### Instructions to follow
Return, word for word, every line that follows.

>>>

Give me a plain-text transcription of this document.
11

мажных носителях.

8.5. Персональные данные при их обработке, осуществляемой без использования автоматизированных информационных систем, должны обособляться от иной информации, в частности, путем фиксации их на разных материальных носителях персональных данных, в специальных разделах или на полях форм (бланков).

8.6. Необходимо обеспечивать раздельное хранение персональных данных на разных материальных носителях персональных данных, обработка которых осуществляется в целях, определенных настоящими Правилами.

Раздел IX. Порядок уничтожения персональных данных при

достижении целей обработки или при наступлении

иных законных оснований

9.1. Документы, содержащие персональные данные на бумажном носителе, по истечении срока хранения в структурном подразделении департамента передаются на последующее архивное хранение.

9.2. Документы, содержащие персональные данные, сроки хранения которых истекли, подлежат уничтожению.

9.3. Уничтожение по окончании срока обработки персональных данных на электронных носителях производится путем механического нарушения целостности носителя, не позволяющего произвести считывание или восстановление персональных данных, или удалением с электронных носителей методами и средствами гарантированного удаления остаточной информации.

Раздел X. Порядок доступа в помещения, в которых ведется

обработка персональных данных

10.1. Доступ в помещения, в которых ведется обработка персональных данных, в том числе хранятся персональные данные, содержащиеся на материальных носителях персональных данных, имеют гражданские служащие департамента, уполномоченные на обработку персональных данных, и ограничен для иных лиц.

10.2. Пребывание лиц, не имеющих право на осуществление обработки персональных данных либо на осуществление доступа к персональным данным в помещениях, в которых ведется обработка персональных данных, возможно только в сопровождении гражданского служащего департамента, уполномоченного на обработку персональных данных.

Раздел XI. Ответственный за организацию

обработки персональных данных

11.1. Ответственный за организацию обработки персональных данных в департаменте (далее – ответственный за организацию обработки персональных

<<<

### Answer to this exercise
Give me a plain-text transcription of this document.
11

мажных носителях.

8.5. Персональные данные при их обработке, осуществляемой без использования автоматизированных информационных систем, должны обособляться от иной информации, в частности, путем фиксации их на разных материальных носителях персональных данных, в специальных разделах или на полях форм (бланков).

8.6. Необходимо обеспечивать раздельное хранение персональных данных на разных материальных носителях персональных данных, обработка которых осуществляется в целях, определенных настоящими Правилами.

Раздел IX. Порядок уничтожения персональных данных при

достижении целей обработки или при наступлении

иных законных оснований

9.1. Документы, содержащие персональные данные на бумажном носителе, по истечении срока хранения в структурном подразделении департамента передаются на последующее архивное хранение.

9.2. Документы, содержащие персональные данные, сроки хранения которых истекли, подлежат уничтожению.

9.3. Уничтожение по окончании срока обработки персональных данных на электронных носителях производится путем механического нарушения целостности носителя, не позволяющего произвести считывание или восстановление персональных данных, или удалением с электронных носителей методами и средствами гарантированного удаления остаточной информации.

Раздел X. Порядок доступа в помещения, в которых ведется

обработка персональных данных

10.1. Доступ в помещения, в которых ведется обработка персональных данных, в том числе хранятся персональные данные, содержащиеся на материальных носителях персональных данных, имеют гражданские служащие департамента, уполномоченные на обработку персональных данных, и ограничен для иных лиц.

10.2. Пребывание лиц, не имеющих право на осуществление обработки персональных данных либо на осуществление доступа к персональным данным в помещениях, в которых ведется обработка персональных данных, возможно только в сопровождении гражданского служащего департамента, уполномоченного на обработку персональных данных.

Раздел XI. Ответственный за организацию

обработки персональных данных

11.1. Ответственный за организацию обработки персональных данных в департаменте (далее – ответственный за организацию обработки персональных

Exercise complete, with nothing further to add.